One number is the whole answer: the tally of lines in the records that include the word "Dryvax".

__Extracted information__.
★ ★ ★ ★ ★

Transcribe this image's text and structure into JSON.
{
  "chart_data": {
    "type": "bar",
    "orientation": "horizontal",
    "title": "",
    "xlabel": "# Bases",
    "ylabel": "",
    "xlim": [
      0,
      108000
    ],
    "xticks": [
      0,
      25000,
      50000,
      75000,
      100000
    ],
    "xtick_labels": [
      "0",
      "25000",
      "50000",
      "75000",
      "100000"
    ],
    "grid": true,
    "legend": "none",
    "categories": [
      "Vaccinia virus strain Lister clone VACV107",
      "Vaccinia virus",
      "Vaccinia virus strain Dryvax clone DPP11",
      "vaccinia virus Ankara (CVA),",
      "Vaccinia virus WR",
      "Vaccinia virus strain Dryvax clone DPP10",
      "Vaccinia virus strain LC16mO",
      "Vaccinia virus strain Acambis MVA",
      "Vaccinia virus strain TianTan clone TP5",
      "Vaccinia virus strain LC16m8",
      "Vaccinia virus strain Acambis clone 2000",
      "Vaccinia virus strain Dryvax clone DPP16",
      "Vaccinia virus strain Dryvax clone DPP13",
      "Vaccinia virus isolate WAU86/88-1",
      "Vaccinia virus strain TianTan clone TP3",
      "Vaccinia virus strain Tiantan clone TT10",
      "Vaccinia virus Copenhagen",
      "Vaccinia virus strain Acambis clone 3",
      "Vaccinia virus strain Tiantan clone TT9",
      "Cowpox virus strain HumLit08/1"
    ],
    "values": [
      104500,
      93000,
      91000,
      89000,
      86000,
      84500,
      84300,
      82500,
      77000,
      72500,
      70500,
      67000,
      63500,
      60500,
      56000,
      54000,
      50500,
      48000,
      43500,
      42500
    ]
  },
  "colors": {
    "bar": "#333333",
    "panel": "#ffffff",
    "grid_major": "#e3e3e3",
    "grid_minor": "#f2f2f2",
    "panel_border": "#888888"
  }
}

★ ★ ★ ★ ★

__Your solution__. 4